# SHORT TASK
Copy out all of the data exactly as it appears.

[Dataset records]
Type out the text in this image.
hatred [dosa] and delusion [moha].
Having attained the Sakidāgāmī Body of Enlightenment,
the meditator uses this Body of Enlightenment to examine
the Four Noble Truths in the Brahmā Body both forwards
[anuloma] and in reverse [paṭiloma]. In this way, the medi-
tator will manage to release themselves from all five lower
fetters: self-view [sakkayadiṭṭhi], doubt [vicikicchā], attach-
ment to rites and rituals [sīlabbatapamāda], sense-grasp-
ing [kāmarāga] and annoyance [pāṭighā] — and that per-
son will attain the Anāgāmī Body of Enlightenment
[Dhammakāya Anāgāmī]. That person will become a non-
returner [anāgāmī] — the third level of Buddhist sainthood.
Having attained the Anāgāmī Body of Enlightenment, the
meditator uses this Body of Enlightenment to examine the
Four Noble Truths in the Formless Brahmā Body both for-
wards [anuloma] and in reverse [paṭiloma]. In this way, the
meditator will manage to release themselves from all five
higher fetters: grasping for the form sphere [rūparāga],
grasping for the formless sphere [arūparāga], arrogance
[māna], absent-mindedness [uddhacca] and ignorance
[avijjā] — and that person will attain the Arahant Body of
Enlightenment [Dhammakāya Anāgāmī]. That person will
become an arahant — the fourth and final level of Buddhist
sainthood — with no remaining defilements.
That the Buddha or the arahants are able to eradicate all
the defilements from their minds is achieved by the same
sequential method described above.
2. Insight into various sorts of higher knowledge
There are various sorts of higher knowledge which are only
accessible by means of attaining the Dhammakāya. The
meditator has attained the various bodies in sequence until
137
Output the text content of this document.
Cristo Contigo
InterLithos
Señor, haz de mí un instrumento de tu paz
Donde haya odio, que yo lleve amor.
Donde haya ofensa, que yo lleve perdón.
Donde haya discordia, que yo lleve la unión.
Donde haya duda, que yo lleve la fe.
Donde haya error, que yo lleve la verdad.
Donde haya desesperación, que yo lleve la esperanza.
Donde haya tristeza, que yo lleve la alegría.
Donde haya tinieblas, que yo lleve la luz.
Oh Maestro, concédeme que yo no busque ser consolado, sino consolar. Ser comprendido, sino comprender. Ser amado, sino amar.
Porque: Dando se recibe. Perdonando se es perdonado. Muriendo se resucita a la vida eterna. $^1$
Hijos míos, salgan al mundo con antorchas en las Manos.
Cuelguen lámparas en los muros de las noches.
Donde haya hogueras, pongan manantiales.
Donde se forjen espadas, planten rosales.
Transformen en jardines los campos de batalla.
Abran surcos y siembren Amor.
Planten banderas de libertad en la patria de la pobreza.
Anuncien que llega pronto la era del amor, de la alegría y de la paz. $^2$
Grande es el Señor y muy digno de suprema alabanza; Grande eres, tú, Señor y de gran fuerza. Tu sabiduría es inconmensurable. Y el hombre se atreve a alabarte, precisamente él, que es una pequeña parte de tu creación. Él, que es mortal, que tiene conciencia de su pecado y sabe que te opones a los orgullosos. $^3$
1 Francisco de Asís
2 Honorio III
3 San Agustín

# FINISHED EXERCISE
Type out the text in this image.
hatred [dosa] and delusion [moha].
Having attained the Sakidāgāmī Body of Enlightenment,
the meditator uses this Body of Enlightenment to examine
the Four Noble Truths in the Brahmā Body both forwards
[anuloma] and in reverse [paṭiloma]. In this way, the medi-
tator will manage to release themselves from all five lower
fetters: self-view [sakkayadiṭṭhi], doubt [vicikicchā], attach-
ment to rites and rituals [sīlabbatapamāda], sense-grasp-
ing [kāmarāga] and annoyance [pāṭighā] — and that per-
son will attain the Anāgāmī Body of Enlightenment
[Dhammakāya Anāgāmī]. That person will become a non-
returner [anāgāmī] — the third level of Buddhist sainthood.
Having attained the Anāgāmī Body of Enlightenment, the
meditator uses this Body of Enlightenment to examine the
Four Noble Truths in the Formless Brahmā Body both for-
wards [anuloma] and in reverse [paṭiloma]. In this way, the
meditator will manage to release themselves from all five
higher fetters: grasping for the form sphere [rūparāga],
grasping for the formless sphere [arūparāga], arrogance
[māna], absent-mindedness [uddhacca] and ignorance
[avijjā] — and that person will attain the Arahant Body of
Enlightenment [Dhammakāya Anāgāmī]. That person will
become an arahant — the fourth and final level of Buddhist
sainthood — with no remaining defilements.
That the Buddha or the arahants are able to eradicate all
the defilements from their minds is achieved by the same
sequential method described above.
2. Insight into various sorts of higher knowledge
There are various sorts of higher knowledge which are only
accessible by means of attaining the Dhammakāya. The
meditator has attained the various bodies in sequence until
137
Output the text content of this document.
Cristo Contigo
InterLithos
Señor, haz de mí un instrumento de tu paz
Donde haya odio, que yo lleve amor.
Donde haya ofensa, que yo lleve perdón.
Donde haya discordia, que yo lleve la unión.
Donde haya duda, que yo lleve la fe.
Donde haya error, que yo lleve la verdad.
Donde haya desesperación, que yo lleve la esperanza.
Donde haya tristeza, que yo lleve la alegría.
Donde haya tinieblas, que yo lleve la luz.
Oh Maestro, concédeme que yo no busque ser consolado, sino consolar. Ser comprendido, sino comprender. Ser amado, sino amar.
Porque: Dando se recibe. Perdonando se es perdonado. Muriendo se resucita a la vida eterna. $^1$
Hijos míos, salgan al mundo con antorchas en las Manos.
Cuelguen lámparas en los muros de las noches.
Donde haya hogueras, pongan manantiales.
Donde se forjen espadas, planten rosales.
Transformen en jardines los campos de batalla.
Abran surcos y siembren Amor.
Planten banderas de libertad en la patria de la pobreza.
Anuncien que llega pronto la era del amor, de la alegría y de la paz. $^2$
Grande es el Señor y muy digno de suprema alabanza; Grande eres, tú, Señor y de gran fuerza. Tu sabiduría es inconmensurable. Y el hombre se atreve a alabarte, precisamente él, que es una pequeña parte de tu creación. Él, que es mortal, que tiene conciencia de su pecado y sabe que te opones a los orgullosos. $^3$
1 Francisco de Asís
2 Honorio III
3 San Agustín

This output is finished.